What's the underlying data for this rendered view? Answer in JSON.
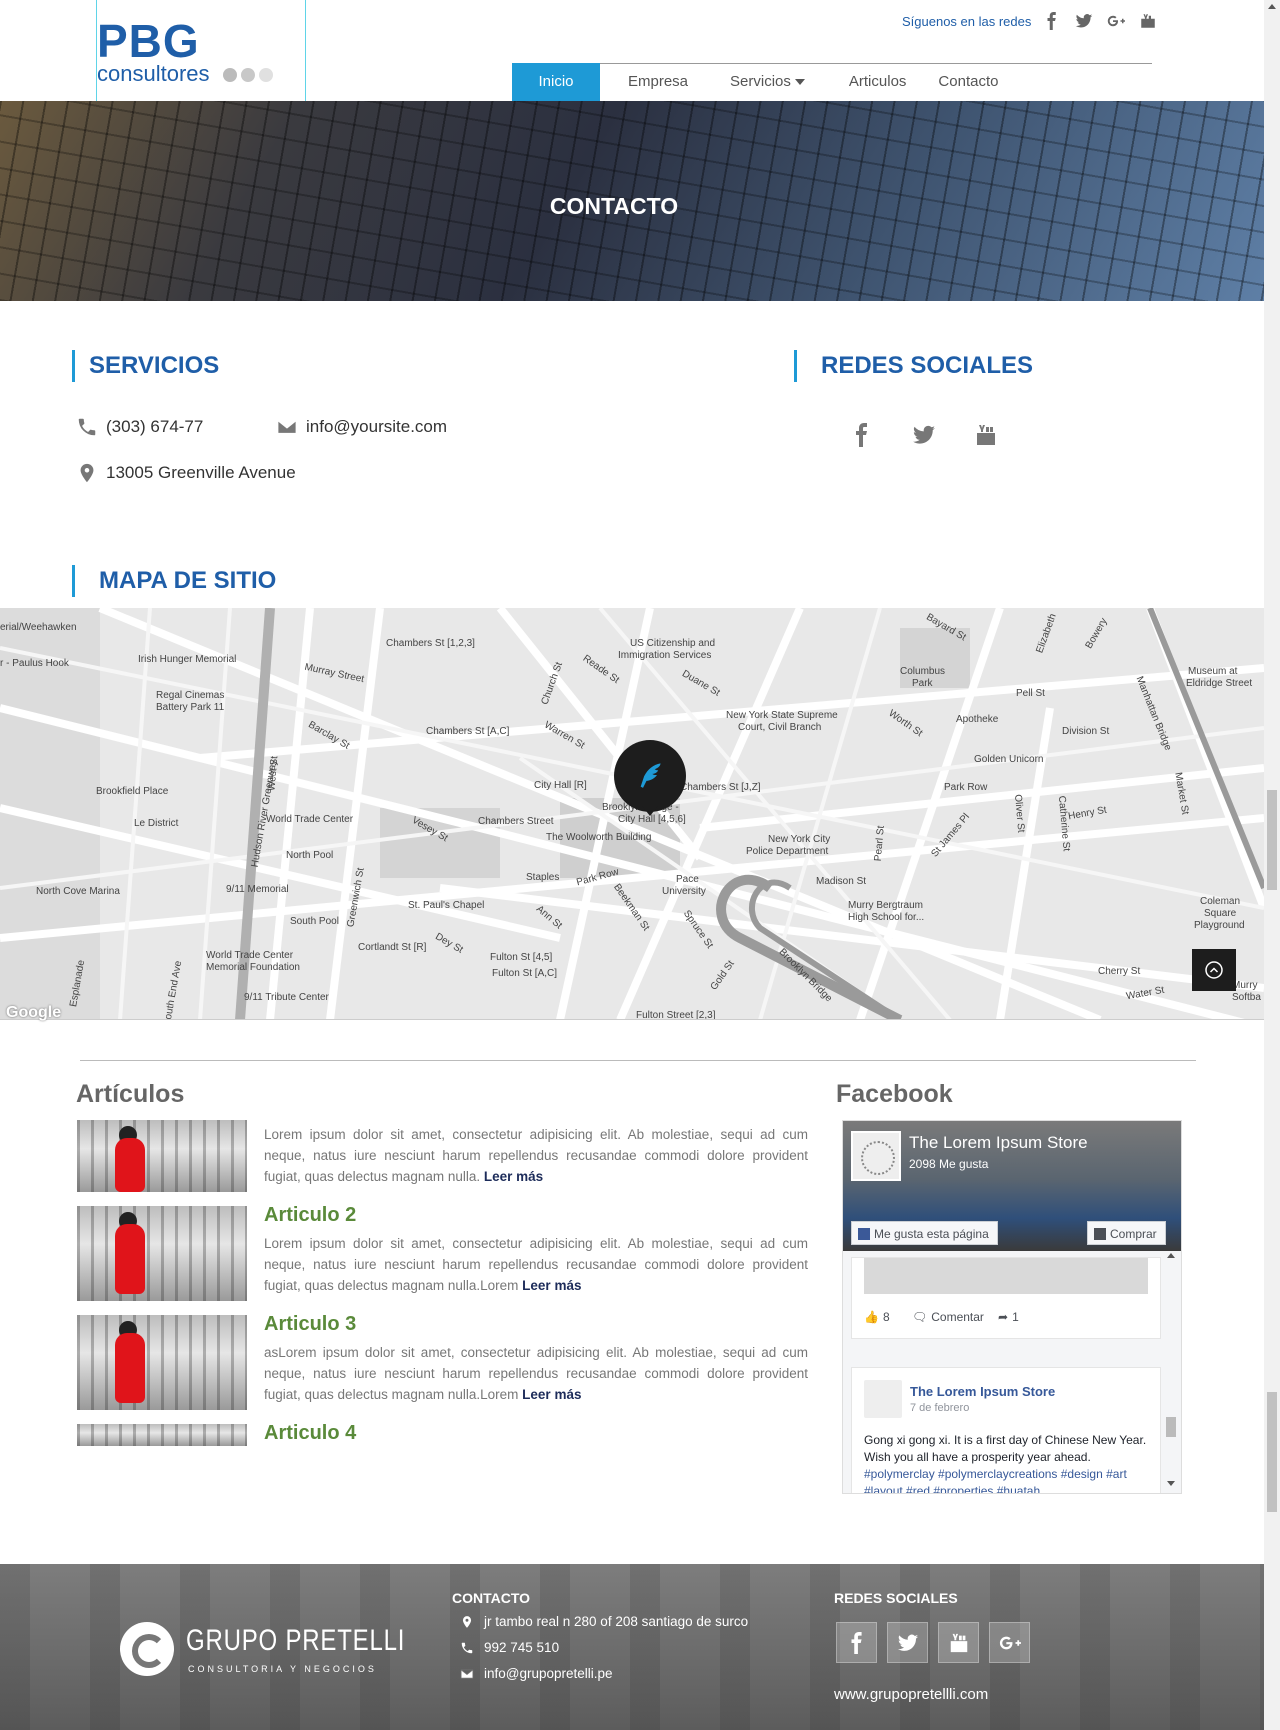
{
  "header": {
    "logo_main": "PBG",
    "logo_sub": "consultores",
    "follow_label": "Síguenos en las redes",
    "follow_icons": [
      "facebook-icon",
      "twitter-icon",
      "google-plus-icon",
      "youtube-icon"
    ],
    "nav": [
      {
        "label": "Inicio",
        "active": true
      },
      {
        "label": "Empresa",
        "active": false
      },
      {
        "label": "Servicios",
        "active": false,
        "dropdown": true
      },
      {
        "label": "Articulos",
        "active": false
      },
      {
        "label": "Contacto",
        "active": false
      }
    ]
  },
  "hero": {
    "title": "CONTACTO"
  },
  "servicios": {
    "title": "SERVICIOS",
    "phone": "(303) 674-77",
    "email": "info@yoursite.com",
    "address": "13005 Greenville Avenue"
  },
  "redes": {
    "title": "REDES SOCIALES",
    "icons": [
      "facebook-icon",
      "twitter-icon",
      "youtube-icon"
    ]
  },
  "mapa": {
    "title": "MAPA DE SITIO",
    "google": "Google",
    "labels": [
      "Chambers St [1,2,3]",
      "US Citizenship and",
      "Immigration Services",
      "Reade St",
      "Duane St",
      "Murray Street",
      "Irish Hunger Memorial",
      "Regal Cinemas",
      "Battery Park 11",
      "Barclay St",
      "Chambers St [A,C]",
      "Warren St",
      "Church St",
      "New York State Supreme",
      "Court, Civil Branch",
      "Worth St",
      "Columbus",
      "Park",
      "Pell St",
      "Division St",
      "Museum at",
      "Eldridge Street",
      "Apotheke",
      "Golden Unicorn",
      "Park Row",
      "City Hall [R]",
      "Chambers St [J,Z]",
      "Brooklyn Bridge -",
      "City Hall [4,5,6]",
      "Brookfield Place",
      "World Trade Center",
      "Chambers Street",
      "The Woolworth Building",
      "Le District",
      "North Pool",
      "Vesey St",
      "Staples",
      "Park Row",
      "Pace",
      "University",
      "New York City",
      "Police Department",
      "Pearl St",
      "Oliver St",
      "Catherine St",
      "Henry St",
      "Madison St",
      "North Cove Marina",
      "9/11 Memorial",
      "South Pool",
      "St. Paul's Chapel",
      "Ann St",
      "Beekman St",
      "Spruce St",
      "Murry Bergtraum",
      "High School for...",
      "Cortlandt St [R]",
      "Dey St",
      "Fulton St [4,5]",
      "Fulton St [A,C]",
      "World Trade Center",
      "Memorial Foundation",
      "9/11 Tribute Center",
      "Gold St",
      "Brooklyn Bridge",
      "Cherry St",
      "Water St",
      "Coleman",
      "Square",
      "Playground",
      "Manhattan Bridge",
      "Market St",
      "Bayard St",
      "Elizabeth",
      "Bowery",
      "West St",
      "Greenwich St",
      "Hudson River Greenway",
      "South End Ave",
      "Esplanade",
      "St James Pl",
      "Fulton Street [2,3]",
      "erial/Weehawken",
      "r - Paulus Hook",
      "Murry",
      "Softba"
    ]
  },
  "articulos": {
    "title": "Artículos",
    "items": [
      {
        "title": "",
        "text": "Lorem ipsum dolor sit amet, consectetur adipisicing elit. Ab molestiae, sequi ad cum neque, natus iure nesciunt harum repellendus recusandae commodi dolore provident fugiat, quas delectus magnam nulla.",
        "more": "Leer más"
      },
      {
        "title": "Articulo 2",
        "text": "Lorem ipsum dolor sit amet, consectetur adipisicing elit. Ab molestiae, sequi ad cum neque, natus iure nesciunt harum repellendus recusandae commodi dolore provident fugiat, quas delectus magnam nulla.Lorem",
        "more": "Leer más"
      },
      {
        "title": "Articulo 3",
        "text": "asLorem ipsum dolor sit amet, consectetur adipisicing elit. Ab molestiae, sequi ad cum neque, natus iure nesciunt harum repellendus recusandae commodi dolore provident fugiat, quas delectus magnam nulla.Lorem",
        "more": "Leer más"
      },
      {
        "title": "Articulo 4",
        "text": "",
        "more": ""
      }
    ]
  },
  "facebook": {
    "title": "Facebook",
    "page_name": "The Lorem Ipsum Store",
    "likes": "2098 Me gusta",
    "like_button": "Me gusta esta página",
    "buy_button": "Comprar",
    "post1": {
      "likes": "8",
      "comment": "Comentar",
      "shares": "1"
    },
    "post2": {
      "name": "The Lorem Ipsum Store",
      "date": "7 de febrero",
      "text": "Gong xi gong xi. It is a first day of Chinese New Year. Wish you all have a prosperity year ahead.",
      "tags": "#polymerclay #polymerclaycreations #design #art #layout #red #properties #huatah"
    }
  },
  "footer": {
    "brand": "GRUPO PRETELLI",
    "tagline": "CONSULTORIA Y NEGOCIOS",
    "contacto_title": "CONTACTO",
    "address": "jr tambo real n 280 of 208 santiago de surco",
    "phone": "992 745 510",
    "email": "info@grupopretelli.pe",
    "redes_title": "REDES SOCIALES",
    "icons": [
      "facebook-icon",
      "twitter-icon",
      "youtube-icon",
      "google-plus-icon"
    ],
    "website": "www.grupopretellli.com"
  }
}
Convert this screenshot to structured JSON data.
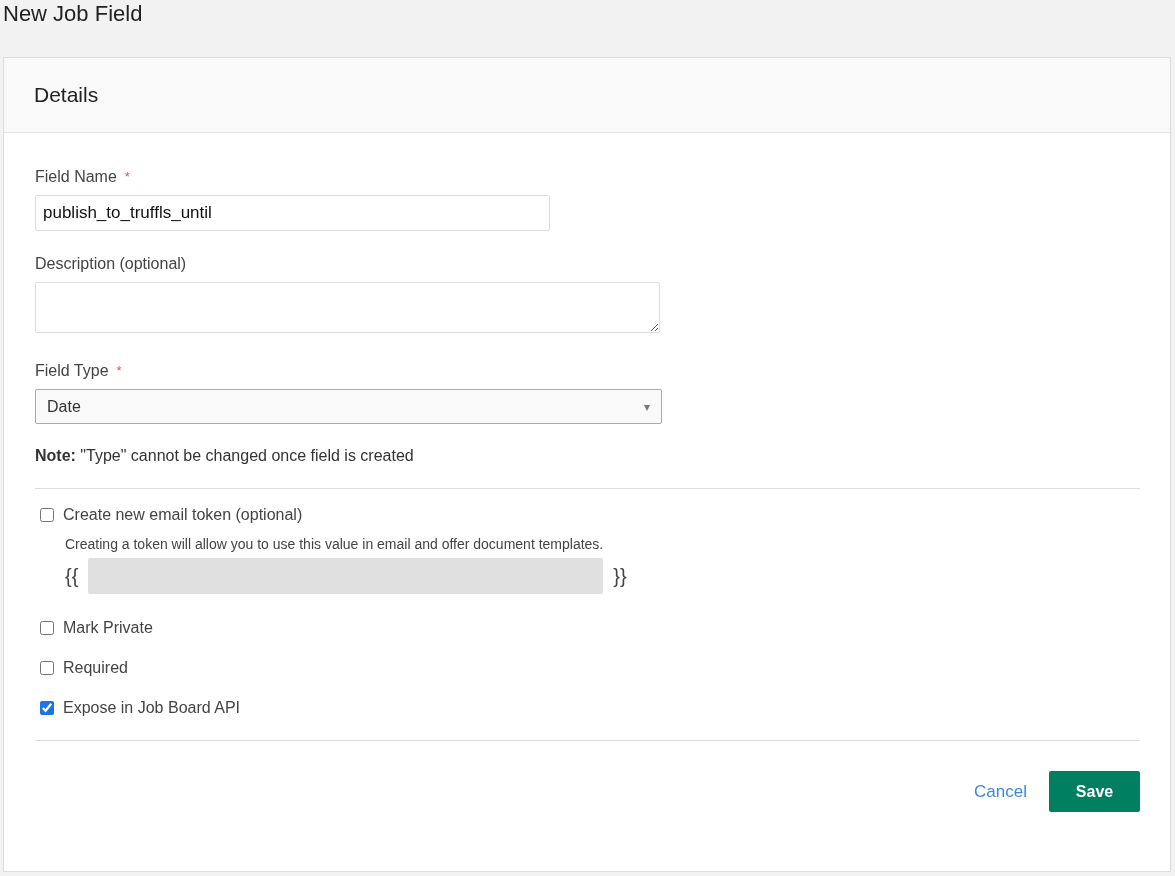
{
  "page_title": "New Job Field",
  "card": {
    "title": "Details"
  },
  "fields": [
    {
      "kind": "text",
      "label": "Field Name",
      "required_mark": "*",
      "value": "publish_to_truffls_until"
    },
    {
      "kind": "textarea",
      "label": "Description (optional)"
    },
    {
      "kind": "select",
      "label": "Field Type",
      "required_mark": "*",
      "value": "Date",
      "arrow": "▾"
    }
  ],
  "note": "**Note:** \"Type\" cannot be changed once field is created",
  "options": [
    {
      "kind": "token",
      "label": "Create new email token (optional)",
      "checked": false,
      "hint": "Creating a token will allow you to use this value in email and offer document templates.",
      "token_open": "{{",
      "token_close": "}}",
      "token_disabled": true
    },
    {
      "kind": "plain",
      "label": "Mark Private",
      "checked": false
    },
    {
      "kind": "plain",
      "label": "Required",
      "checked": false
    },
    {
      "kind": "plain",
      "label": "Expose in Job Board API",
      "checked": true
    }
  ],
  "actions": {
    "cancel": "Cancel",
    "save": "Save"
  }
}
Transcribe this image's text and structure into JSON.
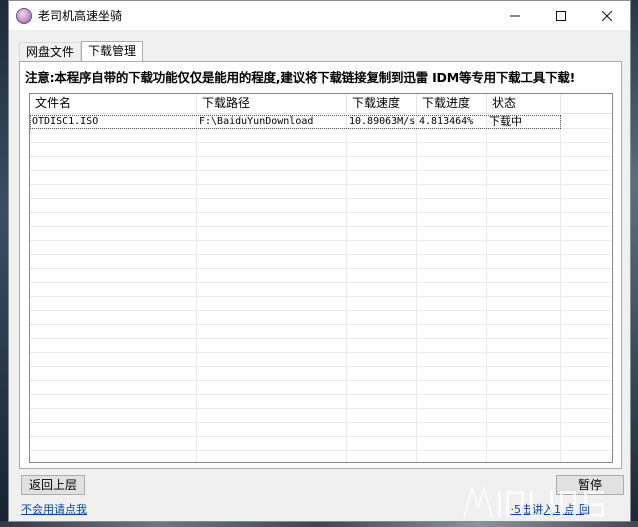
{
  "window": {
    "title": "老司机高速坐骑",
    "controls": {
      "minimize": "—",
      "maximize": "☐",
      "close": "✕"
    }
  },
  "tabs": [
    {
      "label": "网盘文件",
      "active": false
    },
    {
      "label": "下载管理",
      "active": true
    }
  ],
  "notice": "注意:本程序自带的下载功能仅仅是能用的程度,建议将下载链接复制到迅雷 IDM等专用下载工具下载!",
  "downloads": {
    "columns": [
      "文件名",
      "下载路径",
      "下载速度",
      "下载进度",
      "状态"
    ],
    "rows": [
      {
        "name": "OTDISC1.ISO",
        "path": "F:\\BaiduYunDownload",
        "speed": "10.89063M/s",
        "progress": "4.813464%",
        "status": "下载中"
      }
    ]
  },
  "buttons": {
    "back": "返回上层",
    "right": "暂停"
  },
  "links": {
    "help": "不会用请点我",
    "right": "·5击讲入1 点 回"
  },
  "colors": {
    "link": "#0645ad",
    "window_bg": "#f0f0f0",
    "title_bg": "#ffffff"
  }
}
· · ·
**Directions**: Of the lines in this listing, report how many contain the string "kind", and give the number only.

**Output for this exercise**: 7